> Exercise task: Scan the data that follows and count the lines with the string "title"; answer with the count alone.

> Data shown:
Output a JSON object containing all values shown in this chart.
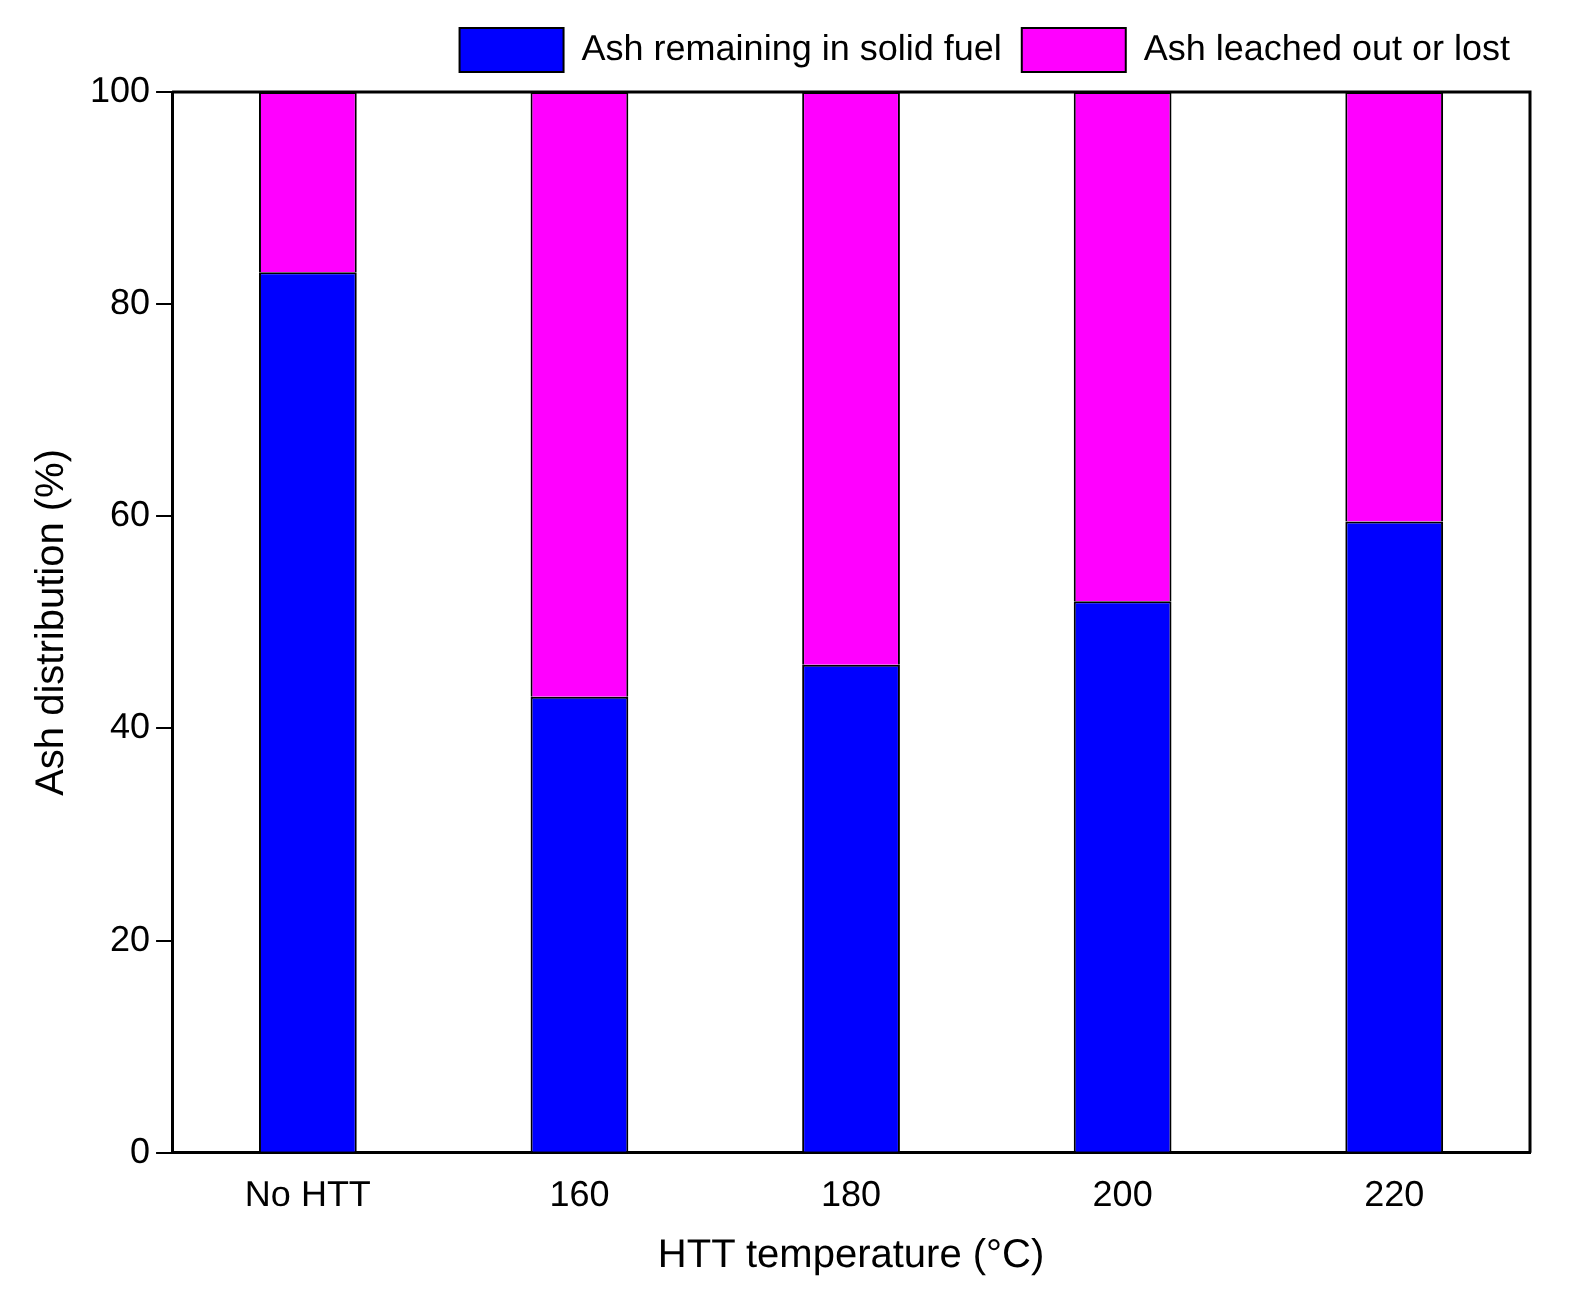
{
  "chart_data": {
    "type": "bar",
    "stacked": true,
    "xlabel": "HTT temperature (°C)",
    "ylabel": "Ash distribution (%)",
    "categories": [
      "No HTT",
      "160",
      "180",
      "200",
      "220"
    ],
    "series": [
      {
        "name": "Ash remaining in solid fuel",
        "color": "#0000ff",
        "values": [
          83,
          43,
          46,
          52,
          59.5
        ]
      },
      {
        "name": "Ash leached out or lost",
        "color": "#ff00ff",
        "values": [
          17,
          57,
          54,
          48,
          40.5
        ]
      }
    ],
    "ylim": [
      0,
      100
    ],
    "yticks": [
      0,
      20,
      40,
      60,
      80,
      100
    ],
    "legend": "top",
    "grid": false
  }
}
==
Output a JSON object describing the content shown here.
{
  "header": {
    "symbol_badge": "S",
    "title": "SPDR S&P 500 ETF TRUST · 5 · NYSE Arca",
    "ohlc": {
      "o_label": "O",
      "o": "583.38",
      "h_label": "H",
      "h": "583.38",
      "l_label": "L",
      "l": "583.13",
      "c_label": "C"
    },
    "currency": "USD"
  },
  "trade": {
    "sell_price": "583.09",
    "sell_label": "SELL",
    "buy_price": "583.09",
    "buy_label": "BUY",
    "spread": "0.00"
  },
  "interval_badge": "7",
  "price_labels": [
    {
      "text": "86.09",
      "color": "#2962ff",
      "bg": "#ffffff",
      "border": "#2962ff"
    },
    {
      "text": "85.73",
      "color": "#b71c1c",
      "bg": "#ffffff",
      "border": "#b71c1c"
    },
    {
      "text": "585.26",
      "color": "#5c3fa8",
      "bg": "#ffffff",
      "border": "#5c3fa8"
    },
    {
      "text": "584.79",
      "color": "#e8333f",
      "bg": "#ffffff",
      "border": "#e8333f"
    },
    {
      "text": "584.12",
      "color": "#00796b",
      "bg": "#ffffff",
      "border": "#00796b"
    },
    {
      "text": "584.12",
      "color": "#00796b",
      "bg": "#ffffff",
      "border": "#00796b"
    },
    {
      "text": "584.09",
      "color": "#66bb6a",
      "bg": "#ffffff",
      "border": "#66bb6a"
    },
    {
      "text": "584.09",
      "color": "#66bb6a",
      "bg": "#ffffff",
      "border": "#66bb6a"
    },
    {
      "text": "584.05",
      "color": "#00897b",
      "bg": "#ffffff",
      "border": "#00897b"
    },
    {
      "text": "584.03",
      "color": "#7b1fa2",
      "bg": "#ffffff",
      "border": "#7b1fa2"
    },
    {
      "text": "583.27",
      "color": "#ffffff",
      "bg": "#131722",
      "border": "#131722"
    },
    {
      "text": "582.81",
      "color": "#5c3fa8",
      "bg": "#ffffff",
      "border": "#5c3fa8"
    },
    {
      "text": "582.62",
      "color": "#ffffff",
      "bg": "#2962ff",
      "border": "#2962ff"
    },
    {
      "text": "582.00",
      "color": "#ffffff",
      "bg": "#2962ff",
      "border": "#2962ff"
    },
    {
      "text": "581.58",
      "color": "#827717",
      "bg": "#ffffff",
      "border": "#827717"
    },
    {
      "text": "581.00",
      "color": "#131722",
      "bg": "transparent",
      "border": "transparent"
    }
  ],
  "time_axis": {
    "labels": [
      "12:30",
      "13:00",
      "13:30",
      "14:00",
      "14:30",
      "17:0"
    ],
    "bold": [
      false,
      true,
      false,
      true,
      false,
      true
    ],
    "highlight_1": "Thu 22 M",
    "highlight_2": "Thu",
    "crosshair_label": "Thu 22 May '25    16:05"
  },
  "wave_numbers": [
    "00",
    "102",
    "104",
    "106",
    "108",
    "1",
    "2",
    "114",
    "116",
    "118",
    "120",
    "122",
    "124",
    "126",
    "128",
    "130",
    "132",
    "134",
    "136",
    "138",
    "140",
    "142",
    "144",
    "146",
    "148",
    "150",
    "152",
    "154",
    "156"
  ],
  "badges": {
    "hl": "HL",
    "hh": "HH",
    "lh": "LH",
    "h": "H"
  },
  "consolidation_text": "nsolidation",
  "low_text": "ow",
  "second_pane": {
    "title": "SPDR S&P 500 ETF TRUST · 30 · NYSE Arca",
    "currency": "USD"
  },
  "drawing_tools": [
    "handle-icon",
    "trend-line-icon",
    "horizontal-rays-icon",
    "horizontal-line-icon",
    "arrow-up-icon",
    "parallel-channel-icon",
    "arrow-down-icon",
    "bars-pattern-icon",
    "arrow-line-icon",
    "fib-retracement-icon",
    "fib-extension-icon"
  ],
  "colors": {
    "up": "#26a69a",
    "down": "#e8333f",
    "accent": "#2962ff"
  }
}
==
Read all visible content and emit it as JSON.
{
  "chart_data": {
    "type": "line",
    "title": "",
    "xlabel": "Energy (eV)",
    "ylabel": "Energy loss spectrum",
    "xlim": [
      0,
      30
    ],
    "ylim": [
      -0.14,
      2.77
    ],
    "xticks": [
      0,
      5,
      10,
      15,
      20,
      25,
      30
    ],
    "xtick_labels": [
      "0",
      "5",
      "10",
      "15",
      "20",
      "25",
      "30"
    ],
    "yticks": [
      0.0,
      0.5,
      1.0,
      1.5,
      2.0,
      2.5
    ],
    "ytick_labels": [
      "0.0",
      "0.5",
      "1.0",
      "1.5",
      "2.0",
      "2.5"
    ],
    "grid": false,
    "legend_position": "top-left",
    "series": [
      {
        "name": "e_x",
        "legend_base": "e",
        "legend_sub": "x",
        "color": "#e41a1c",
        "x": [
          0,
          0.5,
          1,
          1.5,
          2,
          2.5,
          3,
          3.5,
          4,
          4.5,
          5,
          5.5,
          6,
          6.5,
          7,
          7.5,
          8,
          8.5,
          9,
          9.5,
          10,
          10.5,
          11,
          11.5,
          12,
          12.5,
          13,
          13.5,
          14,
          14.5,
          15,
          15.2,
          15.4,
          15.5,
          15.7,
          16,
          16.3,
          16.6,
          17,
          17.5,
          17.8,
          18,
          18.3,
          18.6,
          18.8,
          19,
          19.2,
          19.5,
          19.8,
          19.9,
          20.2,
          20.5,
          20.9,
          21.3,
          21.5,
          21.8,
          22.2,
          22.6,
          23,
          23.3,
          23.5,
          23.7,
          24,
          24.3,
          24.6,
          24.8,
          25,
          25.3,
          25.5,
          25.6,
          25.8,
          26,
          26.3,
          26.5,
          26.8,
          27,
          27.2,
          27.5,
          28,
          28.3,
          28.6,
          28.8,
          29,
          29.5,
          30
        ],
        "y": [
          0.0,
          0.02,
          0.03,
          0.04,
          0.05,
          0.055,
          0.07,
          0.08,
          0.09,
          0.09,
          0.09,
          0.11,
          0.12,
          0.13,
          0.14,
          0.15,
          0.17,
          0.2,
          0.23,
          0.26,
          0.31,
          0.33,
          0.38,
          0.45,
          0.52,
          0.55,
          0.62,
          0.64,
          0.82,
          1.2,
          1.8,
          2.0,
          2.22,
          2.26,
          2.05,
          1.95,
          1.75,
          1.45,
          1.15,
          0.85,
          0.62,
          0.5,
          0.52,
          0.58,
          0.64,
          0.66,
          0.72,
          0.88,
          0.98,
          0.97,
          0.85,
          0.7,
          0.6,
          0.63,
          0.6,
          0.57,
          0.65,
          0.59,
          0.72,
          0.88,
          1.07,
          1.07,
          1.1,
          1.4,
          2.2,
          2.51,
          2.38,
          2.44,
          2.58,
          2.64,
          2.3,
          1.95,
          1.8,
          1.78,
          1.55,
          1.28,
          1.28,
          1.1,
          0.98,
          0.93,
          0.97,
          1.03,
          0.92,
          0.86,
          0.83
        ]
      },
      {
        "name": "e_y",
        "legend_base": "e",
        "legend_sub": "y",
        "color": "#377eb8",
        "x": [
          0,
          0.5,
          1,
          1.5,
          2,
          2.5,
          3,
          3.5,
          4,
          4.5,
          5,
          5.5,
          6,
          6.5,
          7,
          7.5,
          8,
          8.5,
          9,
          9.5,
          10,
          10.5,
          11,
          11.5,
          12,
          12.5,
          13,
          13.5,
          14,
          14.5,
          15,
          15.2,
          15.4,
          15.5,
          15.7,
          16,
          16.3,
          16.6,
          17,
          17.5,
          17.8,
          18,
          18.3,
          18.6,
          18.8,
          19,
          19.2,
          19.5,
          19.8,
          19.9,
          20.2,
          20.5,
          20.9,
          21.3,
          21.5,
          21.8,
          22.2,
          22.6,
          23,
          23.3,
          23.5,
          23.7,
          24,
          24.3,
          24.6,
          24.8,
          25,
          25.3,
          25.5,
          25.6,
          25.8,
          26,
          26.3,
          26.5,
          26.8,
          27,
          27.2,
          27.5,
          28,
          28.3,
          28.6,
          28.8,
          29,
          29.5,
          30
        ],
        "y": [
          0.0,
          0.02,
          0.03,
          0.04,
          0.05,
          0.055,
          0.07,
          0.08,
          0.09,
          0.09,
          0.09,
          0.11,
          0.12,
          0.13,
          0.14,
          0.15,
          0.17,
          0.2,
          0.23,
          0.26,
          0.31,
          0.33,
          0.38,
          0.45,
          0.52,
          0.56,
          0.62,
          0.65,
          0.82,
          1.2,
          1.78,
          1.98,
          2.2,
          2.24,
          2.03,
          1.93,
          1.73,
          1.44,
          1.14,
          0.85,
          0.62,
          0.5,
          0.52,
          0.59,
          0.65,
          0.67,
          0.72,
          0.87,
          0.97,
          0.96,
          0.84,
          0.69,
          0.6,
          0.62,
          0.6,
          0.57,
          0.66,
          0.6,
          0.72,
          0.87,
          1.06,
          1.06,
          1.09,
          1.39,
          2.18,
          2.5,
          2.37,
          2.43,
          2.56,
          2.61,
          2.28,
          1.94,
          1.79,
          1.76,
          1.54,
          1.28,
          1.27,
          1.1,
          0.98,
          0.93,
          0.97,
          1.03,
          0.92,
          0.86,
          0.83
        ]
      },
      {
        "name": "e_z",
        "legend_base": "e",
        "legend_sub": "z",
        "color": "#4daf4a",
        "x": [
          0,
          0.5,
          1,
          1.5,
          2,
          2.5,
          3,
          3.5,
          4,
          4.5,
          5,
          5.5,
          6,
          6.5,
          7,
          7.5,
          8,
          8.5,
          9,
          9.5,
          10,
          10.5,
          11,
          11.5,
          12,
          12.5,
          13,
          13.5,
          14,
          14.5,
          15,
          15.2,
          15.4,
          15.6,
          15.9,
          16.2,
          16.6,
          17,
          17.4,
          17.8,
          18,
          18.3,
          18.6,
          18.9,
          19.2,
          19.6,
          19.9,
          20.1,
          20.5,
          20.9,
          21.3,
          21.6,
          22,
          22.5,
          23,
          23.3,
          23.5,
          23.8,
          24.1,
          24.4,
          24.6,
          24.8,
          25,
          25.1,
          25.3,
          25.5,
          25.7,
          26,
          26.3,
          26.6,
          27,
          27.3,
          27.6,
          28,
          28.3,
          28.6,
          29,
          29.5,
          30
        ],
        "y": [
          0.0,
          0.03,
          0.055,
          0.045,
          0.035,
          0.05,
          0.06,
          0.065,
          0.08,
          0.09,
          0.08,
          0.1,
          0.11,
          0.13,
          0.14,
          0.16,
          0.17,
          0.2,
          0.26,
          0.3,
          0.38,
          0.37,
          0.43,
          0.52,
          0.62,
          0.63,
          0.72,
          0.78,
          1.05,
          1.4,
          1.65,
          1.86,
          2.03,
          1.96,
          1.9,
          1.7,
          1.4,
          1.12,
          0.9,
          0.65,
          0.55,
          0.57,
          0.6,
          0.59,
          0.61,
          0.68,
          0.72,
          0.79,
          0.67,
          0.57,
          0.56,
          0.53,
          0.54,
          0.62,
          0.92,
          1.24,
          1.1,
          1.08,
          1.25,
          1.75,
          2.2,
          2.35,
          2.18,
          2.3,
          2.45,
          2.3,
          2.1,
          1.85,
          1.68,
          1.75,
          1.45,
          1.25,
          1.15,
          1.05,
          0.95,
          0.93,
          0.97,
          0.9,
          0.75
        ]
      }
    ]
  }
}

> Completed exercise: 3